-- BEGIN --
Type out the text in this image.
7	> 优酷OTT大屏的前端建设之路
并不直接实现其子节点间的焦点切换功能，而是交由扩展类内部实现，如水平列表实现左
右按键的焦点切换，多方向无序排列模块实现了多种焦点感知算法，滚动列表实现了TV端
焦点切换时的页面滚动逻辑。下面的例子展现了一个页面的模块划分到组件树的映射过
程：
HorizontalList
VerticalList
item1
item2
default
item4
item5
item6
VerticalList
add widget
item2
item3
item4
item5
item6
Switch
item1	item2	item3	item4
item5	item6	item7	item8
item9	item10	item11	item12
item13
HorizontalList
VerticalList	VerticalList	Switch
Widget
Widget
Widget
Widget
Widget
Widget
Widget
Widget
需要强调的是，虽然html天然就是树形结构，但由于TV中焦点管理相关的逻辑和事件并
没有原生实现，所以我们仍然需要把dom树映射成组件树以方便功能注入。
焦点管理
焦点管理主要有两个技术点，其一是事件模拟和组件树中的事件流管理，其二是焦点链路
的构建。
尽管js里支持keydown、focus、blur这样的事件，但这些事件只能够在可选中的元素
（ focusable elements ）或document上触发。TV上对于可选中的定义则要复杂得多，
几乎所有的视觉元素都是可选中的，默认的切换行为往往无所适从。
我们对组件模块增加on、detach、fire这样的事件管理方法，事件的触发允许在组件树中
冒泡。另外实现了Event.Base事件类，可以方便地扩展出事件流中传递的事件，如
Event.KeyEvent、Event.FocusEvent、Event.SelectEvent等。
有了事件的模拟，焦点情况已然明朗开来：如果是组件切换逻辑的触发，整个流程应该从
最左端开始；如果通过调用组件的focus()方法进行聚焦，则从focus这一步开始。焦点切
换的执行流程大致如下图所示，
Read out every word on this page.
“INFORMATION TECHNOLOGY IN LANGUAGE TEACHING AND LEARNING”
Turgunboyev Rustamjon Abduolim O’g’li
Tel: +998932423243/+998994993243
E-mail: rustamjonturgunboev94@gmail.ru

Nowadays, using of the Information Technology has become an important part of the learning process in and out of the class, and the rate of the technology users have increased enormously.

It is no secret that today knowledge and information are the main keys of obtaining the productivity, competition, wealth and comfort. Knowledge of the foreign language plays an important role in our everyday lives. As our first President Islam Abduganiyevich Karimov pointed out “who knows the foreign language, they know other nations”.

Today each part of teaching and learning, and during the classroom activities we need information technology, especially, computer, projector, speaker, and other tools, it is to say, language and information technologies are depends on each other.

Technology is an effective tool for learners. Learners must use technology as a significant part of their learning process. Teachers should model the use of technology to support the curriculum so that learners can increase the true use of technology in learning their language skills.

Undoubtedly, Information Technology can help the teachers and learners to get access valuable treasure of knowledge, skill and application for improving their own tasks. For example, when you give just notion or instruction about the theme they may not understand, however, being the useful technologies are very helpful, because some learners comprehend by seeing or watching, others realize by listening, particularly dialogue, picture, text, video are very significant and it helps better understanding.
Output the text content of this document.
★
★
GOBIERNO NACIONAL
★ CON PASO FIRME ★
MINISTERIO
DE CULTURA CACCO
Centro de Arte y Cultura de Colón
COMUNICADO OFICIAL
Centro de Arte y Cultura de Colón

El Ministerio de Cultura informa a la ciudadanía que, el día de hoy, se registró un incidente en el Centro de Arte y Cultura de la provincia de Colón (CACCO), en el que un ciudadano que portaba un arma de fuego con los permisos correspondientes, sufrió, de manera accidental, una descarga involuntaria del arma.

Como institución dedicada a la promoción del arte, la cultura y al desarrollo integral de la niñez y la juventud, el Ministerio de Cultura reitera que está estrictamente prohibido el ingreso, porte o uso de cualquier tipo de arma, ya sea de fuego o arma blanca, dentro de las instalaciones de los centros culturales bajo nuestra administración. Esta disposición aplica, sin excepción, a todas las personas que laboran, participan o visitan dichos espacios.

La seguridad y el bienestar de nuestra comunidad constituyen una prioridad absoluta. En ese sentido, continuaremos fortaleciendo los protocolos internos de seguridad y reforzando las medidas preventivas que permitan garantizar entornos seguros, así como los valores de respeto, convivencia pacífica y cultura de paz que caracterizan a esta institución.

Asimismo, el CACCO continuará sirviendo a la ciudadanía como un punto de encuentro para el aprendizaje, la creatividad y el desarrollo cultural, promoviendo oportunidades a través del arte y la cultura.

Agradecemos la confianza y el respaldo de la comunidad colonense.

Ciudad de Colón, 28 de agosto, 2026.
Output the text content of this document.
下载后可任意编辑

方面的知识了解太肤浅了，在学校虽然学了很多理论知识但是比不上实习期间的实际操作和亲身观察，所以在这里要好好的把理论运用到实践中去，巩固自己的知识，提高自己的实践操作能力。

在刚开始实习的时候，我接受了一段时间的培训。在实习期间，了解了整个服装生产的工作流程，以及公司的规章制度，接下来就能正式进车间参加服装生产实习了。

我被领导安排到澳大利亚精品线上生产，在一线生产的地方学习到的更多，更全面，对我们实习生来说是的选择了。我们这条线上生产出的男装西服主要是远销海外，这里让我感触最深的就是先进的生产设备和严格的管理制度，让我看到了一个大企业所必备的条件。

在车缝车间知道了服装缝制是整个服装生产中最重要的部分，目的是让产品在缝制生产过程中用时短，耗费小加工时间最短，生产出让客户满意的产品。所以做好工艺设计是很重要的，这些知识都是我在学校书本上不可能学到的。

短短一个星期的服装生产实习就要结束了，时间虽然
-- END --
▶ _Task prompt_:
Give the listing again, word for word.

▶ _Solution to the exercise_:
Type out the text in this image.
7	> 优酷OTT大屏的前端建设之路
并不直接实现其子节点间的焦点切换功能，而是交由扩展类内部实现，如水平列表实现左
右按键的焦点切换，多方向无序排列模块实现了多种焦点感知算法，滚动列表实现了TV端
焦点切换时的页面滚动逻辑。下面的例子展现了一个页面的模块划分到组件树的映射过
程：
HorizontalList
VerticalList
item1
item2
default
item4
item5
item6
VerticalList
add widget
item2
item3
item4
item5
item6
Switch
item1	item2	item3	item4
item5	item6	item7	item8
item9	item10	item11	item12
item13
HorizontalList
VerticalList	VerticalList	Switch
Widget
Widget
Widget
Widget
Widget
Widget
Widget
Widget
需要强调的是，虽然html天然就是树形结构，但由于TV中焦点管理相关的逻辑和事件并
没有原生实现，所以我们仍然需要把dom树映射成组件树以方便功能注入。
焦点管理
焦点管理主要有两个技术点，其一是事件模拟和组件树中的事件流管理，其二是焦点链路
的构建。
尽管js里支持keydown、focus、blur这样的事件，但这些事件只能够在可选中的元素
（ focusable elements ）或document上触发。TV上对于可选中的定义则要复杂得多，
几乎所有的视觉元素都是可选中的，默认的切换行为往往无所适从。
我们对组件模块增加on、detach、fire这样的事件管理方法，事件的触发允许在组件树中
冒泡。另外实现了Event.Base事件类，可以方便地扩展出事件流中传递的事件，如
Event.KeyEvent、Event.FocusEvent、Event.SelectEvent等。
有了事件的模拟，焦点情况已然明朗开来：如果是组件切换逻辑的触发，整个流程应该从
最左端开始；如果通过调用组件的focus()方法进行聚焦，则从focus这一步开始。焦点切
换的执行流程大致如下图所示，
Read out every word on this page.
“INFORMATION TECHNOLOGY IN LANGUAGE TEACHING AND LEARNING”
Turgunboyev Rustamjon Abduolim O’g’li
Tel: +998932423243/+998994993243
E-mail: rustamjonturgunboev94@gmail.ru

Nowadays, using of the Information Technology has become an important part of the learning process in and out of the class, and the rate of the technology users have increased enormously.

It is no secret that today knowledge and information are the main keys of obtaining the productivity, competition, wealth and comfort. Knowledge of the foreign language plays an important role in our everyday lives. As our first President Islam Abduganiyevich Karimov pointed out “who knows the foreign language, they know other nations”.

Today each part of teaching and learning, and during the classroom activities we need information technology, especially, computer, projector, speaker, and other tools, it is to say, language and information technologies are depends on each other.

Technology is an effective tool for learners. Learners must use technology as a significant part of their learning process. Teachers should model the use of technology to support the curriculum so that learners can increase the true use of technology in learning their language skills.

Undoubtedly, Information Technology can help the teachers and learners to get access valuable treasure of knowledge, skill and application for improving their own tasks. For example, when you give just notion or instruction about the theme they may not understand, however, being the useful technologies are very helpful, because some learners comprehend by seeing or watching, others realize by listening, particularly dialogue, picture, text, video are very significant and it helps better understanding.
Output the text content of this document.
★
★
GOBIERNO NACIONAL
★ CON PASO FIRME ★
MINISTERIO
DE CULTURA CACCO
Centro de Arte y Cultura de Colón
COMUNICADO OFICIAL
Centro de Arte y Cultura de Colón

El Ministerio de Cultura informa a la ciudadanía que, el día de hoy, se registró un incidente en el Centro de Arte y Cultura de la provincia de Colón (CACCO), en el que un ciudadano que portaba un arma de fuego con los permisos correspondientes, sufrió, de manera accidental, una descarga involuntaria del arma.

Como institución dedicada a la promoción del arte, la cultura y al desarrollo integral de la niñez y la juventud, el Ministerio de Cultura reitera que está estrictamente prohibido el ingreso, porte o uso de cualquier tipo de arma, ya sea de fuego o arma blanca, dentro de las instalaciones de los centros culturales bajo nuestra administración. Esta disposición aplica, sin excepción, a todas las personas que laboran, participan o visitan dichos espacios.

La seguridad y el bienestar de nuestra comunidad constituyen una prioridad absoluta. En ese sentido, continuaremos fortaleciendo los protocolos internos de seguridad y reforzando las medidas preventivas que permitan garantizar entornos seguros, así como los valores de respeto, convivencia pacífica y cultura de paz que caracterizan a esta institución.

Asimismo, el CACCO continuará sirviendo a la ciudadanía como un punto de encuentro para el aprendizaje, la creatividad y el desarrollo cultural, promoviendo oportunidades a través del arte y la cultura.

Agradecemos la confianza y el respaldo de la comunidad colonense.

Ciudad de Colón, 28 de agosto, 2026.
Output the text content of this document.
下载后可任意编辑

方面的知识了解太肤浅了，在学校虽然学了很多理论知识但是比不上实习期间的实际操作和亲身观察，所以在这里要好好的把理论运用到实践中去，巩固自己的知识，提高自己的实践操作能力。

在刚开始实习的时候，我接受了一段时间的培训。在实习期间，了解了整个服装生产的工作流程，以及公司的规章制度，接下来就能正式进车间参加服装生产实习了。

我被领导安排到澳大利亚精品线上生产，在一线生产的地方学习到的更多，更全面，对我们实习生来说是的选择了。我们这条线上生产出的男装西服主要是远销海外，这里让我感触最深的就是先进的生产设备和严格的管理制度，让我看到了一个大企业所必备的条件。

在车缝车间知道了服装缝制是整个服装生产中最重要的部分，目的是让产品在缝制生产过程中用时短，耗费小加工时间最短，生产出让客户满意的产品。所以做好工艺设计是很重要的，这些知识都是我在学校书本上不可能学到的。

短短一个星期的服装生产实习就要结束了，时间虽然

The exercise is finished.